Extracted records:
......

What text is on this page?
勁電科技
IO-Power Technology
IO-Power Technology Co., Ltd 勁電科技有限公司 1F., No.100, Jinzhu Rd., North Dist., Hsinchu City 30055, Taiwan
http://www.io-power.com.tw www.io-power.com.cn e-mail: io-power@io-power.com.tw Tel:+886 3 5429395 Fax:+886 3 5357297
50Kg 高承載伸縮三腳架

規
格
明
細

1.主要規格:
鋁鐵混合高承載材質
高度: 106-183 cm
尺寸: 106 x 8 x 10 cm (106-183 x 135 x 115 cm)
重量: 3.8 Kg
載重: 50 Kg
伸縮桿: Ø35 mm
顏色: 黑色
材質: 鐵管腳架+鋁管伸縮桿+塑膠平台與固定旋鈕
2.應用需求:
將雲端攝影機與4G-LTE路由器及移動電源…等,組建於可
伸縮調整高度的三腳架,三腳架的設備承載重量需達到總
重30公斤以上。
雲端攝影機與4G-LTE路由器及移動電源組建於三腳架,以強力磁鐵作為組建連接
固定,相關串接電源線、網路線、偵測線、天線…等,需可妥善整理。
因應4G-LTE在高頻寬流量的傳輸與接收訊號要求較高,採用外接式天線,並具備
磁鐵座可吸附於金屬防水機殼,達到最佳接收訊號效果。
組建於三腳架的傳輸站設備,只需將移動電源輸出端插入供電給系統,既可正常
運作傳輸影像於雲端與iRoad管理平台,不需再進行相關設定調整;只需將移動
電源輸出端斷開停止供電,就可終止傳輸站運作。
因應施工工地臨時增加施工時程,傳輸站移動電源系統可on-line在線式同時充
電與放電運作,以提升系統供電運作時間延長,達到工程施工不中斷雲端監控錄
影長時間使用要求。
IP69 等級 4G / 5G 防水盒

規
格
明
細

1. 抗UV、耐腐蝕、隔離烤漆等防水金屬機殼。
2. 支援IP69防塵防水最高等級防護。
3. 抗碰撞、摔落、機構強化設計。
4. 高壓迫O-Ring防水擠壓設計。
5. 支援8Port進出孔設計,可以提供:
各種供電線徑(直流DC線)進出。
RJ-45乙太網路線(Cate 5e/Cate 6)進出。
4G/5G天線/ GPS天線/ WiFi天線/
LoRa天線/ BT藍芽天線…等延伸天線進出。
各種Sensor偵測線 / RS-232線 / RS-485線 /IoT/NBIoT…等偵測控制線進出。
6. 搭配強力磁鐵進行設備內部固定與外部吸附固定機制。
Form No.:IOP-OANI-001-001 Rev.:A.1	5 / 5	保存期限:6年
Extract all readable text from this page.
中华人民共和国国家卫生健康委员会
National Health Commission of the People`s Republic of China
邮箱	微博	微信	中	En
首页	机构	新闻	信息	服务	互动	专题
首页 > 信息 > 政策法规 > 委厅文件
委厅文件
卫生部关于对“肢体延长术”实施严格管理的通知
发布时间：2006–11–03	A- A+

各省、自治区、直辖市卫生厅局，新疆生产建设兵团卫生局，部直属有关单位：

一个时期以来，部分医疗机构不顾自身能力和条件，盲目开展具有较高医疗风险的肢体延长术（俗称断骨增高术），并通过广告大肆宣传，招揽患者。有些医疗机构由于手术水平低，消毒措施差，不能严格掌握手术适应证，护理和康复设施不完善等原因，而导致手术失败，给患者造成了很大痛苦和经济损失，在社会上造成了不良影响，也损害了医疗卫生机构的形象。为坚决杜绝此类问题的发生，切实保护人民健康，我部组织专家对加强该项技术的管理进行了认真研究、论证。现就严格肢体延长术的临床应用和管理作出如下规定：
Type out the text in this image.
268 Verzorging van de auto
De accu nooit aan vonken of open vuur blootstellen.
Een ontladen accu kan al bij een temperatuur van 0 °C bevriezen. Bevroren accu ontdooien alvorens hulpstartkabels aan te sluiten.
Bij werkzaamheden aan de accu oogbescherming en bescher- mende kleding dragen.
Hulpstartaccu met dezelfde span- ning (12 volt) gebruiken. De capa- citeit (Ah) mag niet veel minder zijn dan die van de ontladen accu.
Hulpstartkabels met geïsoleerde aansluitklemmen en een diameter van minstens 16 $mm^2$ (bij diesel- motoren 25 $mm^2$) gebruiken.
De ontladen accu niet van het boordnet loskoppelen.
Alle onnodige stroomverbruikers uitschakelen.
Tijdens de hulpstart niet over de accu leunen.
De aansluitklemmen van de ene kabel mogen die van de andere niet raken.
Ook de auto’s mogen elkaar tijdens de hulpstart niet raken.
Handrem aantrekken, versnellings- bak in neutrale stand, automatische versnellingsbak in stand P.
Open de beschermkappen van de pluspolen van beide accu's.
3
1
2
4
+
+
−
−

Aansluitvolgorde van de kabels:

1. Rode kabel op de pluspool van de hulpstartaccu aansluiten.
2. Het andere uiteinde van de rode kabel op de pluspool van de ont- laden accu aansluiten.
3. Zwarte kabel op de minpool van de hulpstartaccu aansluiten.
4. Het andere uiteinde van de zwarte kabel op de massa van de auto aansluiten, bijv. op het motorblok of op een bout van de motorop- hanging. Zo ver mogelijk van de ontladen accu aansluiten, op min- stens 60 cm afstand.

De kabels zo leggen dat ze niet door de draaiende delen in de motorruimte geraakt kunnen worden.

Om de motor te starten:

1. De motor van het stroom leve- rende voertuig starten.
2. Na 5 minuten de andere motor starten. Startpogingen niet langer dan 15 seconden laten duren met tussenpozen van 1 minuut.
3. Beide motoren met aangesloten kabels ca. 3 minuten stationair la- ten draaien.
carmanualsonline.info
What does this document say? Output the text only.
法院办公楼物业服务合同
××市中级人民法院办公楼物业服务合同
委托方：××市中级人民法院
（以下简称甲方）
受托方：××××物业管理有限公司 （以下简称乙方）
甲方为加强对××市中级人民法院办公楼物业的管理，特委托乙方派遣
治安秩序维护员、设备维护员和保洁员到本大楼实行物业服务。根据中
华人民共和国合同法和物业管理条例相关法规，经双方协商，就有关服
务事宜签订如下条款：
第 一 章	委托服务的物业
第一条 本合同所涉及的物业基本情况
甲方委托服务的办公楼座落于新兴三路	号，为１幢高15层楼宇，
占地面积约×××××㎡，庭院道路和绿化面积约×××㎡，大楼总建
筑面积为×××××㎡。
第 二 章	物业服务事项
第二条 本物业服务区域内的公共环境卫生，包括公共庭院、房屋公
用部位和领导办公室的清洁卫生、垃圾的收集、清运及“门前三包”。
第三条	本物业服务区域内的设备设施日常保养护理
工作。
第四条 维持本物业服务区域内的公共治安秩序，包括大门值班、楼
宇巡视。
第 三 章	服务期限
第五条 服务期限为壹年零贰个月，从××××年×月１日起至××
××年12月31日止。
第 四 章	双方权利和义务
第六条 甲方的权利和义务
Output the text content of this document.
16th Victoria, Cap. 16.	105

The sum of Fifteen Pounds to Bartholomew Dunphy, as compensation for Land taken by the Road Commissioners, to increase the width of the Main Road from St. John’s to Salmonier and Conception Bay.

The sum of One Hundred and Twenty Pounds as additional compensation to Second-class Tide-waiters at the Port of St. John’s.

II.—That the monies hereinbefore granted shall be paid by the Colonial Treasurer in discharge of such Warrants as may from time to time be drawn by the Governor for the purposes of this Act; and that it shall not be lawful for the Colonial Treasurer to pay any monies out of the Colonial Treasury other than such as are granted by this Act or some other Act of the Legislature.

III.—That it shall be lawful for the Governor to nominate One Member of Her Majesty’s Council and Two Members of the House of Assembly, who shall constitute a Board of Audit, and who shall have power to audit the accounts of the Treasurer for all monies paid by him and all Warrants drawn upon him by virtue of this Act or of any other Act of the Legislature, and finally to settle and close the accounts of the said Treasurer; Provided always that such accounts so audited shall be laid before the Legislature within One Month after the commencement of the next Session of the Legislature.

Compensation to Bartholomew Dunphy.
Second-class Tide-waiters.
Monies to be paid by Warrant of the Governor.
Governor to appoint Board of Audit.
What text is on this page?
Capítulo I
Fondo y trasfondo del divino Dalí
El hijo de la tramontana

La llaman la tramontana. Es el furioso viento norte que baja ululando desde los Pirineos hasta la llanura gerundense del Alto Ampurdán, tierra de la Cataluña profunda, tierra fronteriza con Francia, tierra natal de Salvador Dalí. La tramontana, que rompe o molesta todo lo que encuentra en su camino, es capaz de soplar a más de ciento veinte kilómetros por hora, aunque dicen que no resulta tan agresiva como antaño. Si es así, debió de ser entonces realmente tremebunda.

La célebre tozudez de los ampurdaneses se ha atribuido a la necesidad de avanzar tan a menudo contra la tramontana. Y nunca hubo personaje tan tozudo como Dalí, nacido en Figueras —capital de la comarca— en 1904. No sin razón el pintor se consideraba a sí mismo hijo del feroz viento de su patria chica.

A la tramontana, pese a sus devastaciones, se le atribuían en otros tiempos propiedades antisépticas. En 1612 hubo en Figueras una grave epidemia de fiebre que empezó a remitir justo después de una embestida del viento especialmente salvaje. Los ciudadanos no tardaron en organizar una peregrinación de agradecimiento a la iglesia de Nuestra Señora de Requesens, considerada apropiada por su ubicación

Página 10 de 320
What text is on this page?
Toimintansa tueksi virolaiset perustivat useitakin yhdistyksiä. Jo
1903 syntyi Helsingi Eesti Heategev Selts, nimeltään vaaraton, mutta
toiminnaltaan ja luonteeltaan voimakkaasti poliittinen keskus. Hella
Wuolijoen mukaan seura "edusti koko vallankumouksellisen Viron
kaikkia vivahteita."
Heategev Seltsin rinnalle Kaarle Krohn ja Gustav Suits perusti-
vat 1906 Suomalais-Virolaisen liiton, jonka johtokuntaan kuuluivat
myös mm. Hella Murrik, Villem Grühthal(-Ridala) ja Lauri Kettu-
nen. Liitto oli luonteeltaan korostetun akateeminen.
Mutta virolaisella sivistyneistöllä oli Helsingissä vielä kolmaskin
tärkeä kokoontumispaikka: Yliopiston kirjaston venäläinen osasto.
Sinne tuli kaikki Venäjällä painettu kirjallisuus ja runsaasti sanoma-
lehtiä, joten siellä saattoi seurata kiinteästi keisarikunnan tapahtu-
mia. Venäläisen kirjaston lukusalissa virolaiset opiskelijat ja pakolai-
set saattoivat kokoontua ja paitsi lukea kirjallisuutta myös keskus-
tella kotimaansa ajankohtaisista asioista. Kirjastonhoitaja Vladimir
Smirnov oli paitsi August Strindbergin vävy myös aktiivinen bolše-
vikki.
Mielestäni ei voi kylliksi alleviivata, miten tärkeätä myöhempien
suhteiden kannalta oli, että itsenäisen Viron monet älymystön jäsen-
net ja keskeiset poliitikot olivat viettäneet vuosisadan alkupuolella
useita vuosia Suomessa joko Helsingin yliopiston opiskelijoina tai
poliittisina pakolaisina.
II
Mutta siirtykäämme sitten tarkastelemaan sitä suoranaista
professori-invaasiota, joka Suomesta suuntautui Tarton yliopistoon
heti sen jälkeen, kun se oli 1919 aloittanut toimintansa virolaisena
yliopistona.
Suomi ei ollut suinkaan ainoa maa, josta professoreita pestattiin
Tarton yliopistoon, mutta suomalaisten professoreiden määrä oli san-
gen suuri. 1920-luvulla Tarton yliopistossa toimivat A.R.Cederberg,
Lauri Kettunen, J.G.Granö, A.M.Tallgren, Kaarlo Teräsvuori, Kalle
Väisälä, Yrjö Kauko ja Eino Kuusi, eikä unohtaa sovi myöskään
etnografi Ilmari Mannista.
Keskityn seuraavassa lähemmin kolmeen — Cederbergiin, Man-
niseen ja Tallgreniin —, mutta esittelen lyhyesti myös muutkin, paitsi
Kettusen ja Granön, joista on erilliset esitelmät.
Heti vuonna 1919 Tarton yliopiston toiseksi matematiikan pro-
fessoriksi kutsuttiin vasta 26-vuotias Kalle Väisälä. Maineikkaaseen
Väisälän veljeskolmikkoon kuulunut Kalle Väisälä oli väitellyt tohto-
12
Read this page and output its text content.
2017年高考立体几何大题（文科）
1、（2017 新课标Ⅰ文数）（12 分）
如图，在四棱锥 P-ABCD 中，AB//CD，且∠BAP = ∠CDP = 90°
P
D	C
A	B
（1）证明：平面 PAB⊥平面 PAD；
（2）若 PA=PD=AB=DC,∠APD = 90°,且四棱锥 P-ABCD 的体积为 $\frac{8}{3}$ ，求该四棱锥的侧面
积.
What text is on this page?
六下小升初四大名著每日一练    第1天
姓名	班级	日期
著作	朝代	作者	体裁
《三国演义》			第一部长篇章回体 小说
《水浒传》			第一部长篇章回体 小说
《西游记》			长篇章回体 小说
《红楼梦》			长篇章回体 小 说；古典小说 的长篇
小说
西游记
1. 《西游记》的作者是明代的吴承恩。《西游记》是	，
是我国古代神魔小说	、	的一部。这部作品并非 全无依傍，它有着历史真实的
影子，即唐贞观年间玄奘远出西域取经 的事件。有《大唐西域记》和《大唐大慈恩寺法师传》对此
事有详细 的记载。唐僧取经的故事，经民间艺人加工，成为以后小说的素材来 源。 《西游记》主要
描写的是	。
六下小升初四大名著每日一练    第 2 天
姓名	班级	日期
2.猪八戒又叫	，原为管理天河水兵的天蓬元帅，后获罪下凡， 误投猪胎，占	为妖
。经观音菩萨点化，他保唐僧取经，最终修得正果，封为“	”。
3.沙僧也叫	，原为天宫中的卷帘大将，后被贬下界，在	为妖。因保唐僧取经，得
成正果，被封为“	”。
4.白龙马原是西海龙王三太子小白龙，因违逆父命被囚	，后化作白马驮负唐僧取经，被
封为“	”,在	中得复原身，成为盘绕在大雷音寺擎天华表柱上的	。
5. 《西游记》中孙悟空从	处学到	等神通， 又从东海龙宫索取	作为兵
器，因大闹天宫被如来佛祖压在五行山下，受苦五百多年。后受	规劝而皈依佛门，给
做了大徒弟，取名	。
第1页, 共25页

......

Scan the material line by line and report each one that contains "uiteinde".

Result of this task:
2. Het andere uiteinde van de rode kabel op de pluspool van de ont- laden accu aansluiten.
4. Het andere uiteinde van de zwarte kabel op de massa van de auto aansluiten, bijv. op het motorblok of op een bout van de motorop- hanging. Zo ver mogelijk van de ontladen accu aansluiten, op min- stens 60 cm afstand.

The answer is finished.